## RECORDS
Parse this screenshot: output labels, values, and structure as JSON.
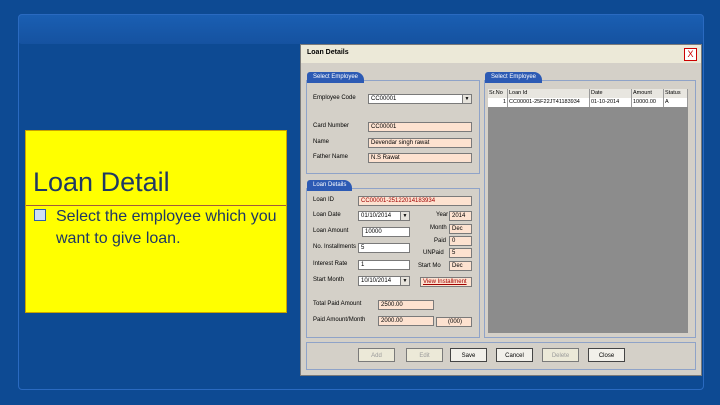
{
  "callout": {
    "title": "Loan Detail",
    "bullet": "Select the employee which you want to give loan."
  },
  "window": {
    "title": "Loan Details",
    "close": "X"
  },
  "select_employee": {
    "tab": "Select Employee",
    "code_label": "Employee Code",
    "code_value": "CC00001",
    "card_label": "Card Number",
    "card_value": "CC00001",
    "name_label": "Name",
    "name_value": "Devendar singh rawat",
    "father_label": "Father Name",
    "father_value": "N.S Rawat"
  },
  "select_employee_grid": {
    "tab": "Select Employee",
    "columns": [
      "Sr.No",
      "Loan Id",
      "Date",
      "Amount",
      "Status"
    ],
    "rows": [
      [
        "1",
        "CC00001-25F22JT41183934",
        "01-10-2014",
        "10000.00",
        "A"
      ]
    ]
  },
  "loan_details": {
    "tab": "Loan Details",
    "loan_id_label": "Loan ID",
    "loan_id_value": "CC00001-25122014183934",
    "loan_date_label": "Loan Date",
    "loan_date_value": "01/10/2014",
    "loan_amount_label": "Loan Amount",
    "loan_amount_value": "10000",
    "installments_label": "No. Installments",
    "installments_value": "5",
    "interest_label": "Interest Rate",
    "interest_value": "1",
    "start_month_label": "Start Month",
    "start_month_value": "10/10/2014",
    "year_label": "Year",
    "year_value": "2014",
    "month_label": "Month",
    "month_value": "Dec",
    "paid_label": "Paid",
    "paid_value": "0",
    "unpaid_label": "UNPaid",
    "unpaid_value": "5",
    "start_mo_label": "Start Mo",
    "start_mo_value": "Dec",
    "view_link": "View Installment",
    "total_paid_label": "Total Paid Amount",
    "total_paid_value": "2500.00",
    "paid_month_label": "Paid Amount/Month",
    "paid_month_value": "2000.00",
    "small_btn": "(000)"
  },
  "buttons": [
    "Add",
    "Edit",
    "Save",
    "Cancel",
    "Delete",
    "Close"
  ]
}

## TASK PROMPT
Copy the records above exactly. The pictures are not part of the copy.

## RESPONSE TO THE EXERCISE
Parse this screenshot: output labels, values, and structure as JSON.
{
  "callout": {
    "title": "Loan Detail",
    "bullet": "Select the employee which you want to give loan."
  },
  "window": {
    "title": "Loan Details",
    "close": "X"
  },
  "select_employee": {
    "tab": "Select Employee",
    "code_label": "Employee Code",
    "code_value": "CC00001",
    "card_label": "Card Number",
    "card_value": "CC00001",
    "name_label": "Name",
    "name_value": "Devendar singh rawat",
    "father_label": "Father Name",
    "father_value": "N.S Rawat"
  },
  "select_employee_grid": {
    "tab": "Select Employee",
    "columns": [
      "Sr.No",
      "Loan Id",
      "Date",
      "Amount",
      "Status"
    ],
    "rows": [
      [
        "1",
        "CC00001-25F22JT41183934",
        "01-10-2014",
        "10000.00",
        "A"
      ]
    ]
  },
  "loan_details": {
    "tab": "Loan Details",
    "loan_id_label": "Loan ID",
    "loan_id_value": "CC00001-25122014183934",
    "loan_date_label": "Loan Date",
    "loan_date_value": "01/10/2014",
    "loan_amount_label": "Loan Amount",
    "loan_amount_value": "10000",
    "installments_label": "No. Installments",
    "installments_value": "5",
    "interest_label": "Interest Rate",
    "interest_value": "1",
    "start_month_label": "Start Month",
    "start_month_value": "10/10/2014",
    "year_label": "Year",
    "year_value": "2014",
    "month_label": "Month",
    "month_value": "Dec",
    "paid_label": "Paid",
    "paid_value": "0",
    "unpaid_label": "UNPaid",
    "unpaid_value": "5",
    "start_mo_label": "Start Mo",
    "start_mo_value": "Dec",
    "view_link": "View Installment",
    "total_paid_label": "Total Paid Amount",
    "total_paid_value": "2500.00",
    "paid_month_label": "Paid Amount/Month",
    "paid_month_value": "2000.00",
    "small_btn": "(000)"
  },
  "buttons": [
    "Add",
    "Edit",
    "Save",
    "Cancel",
    "Delete",
    "Close"
  ]
}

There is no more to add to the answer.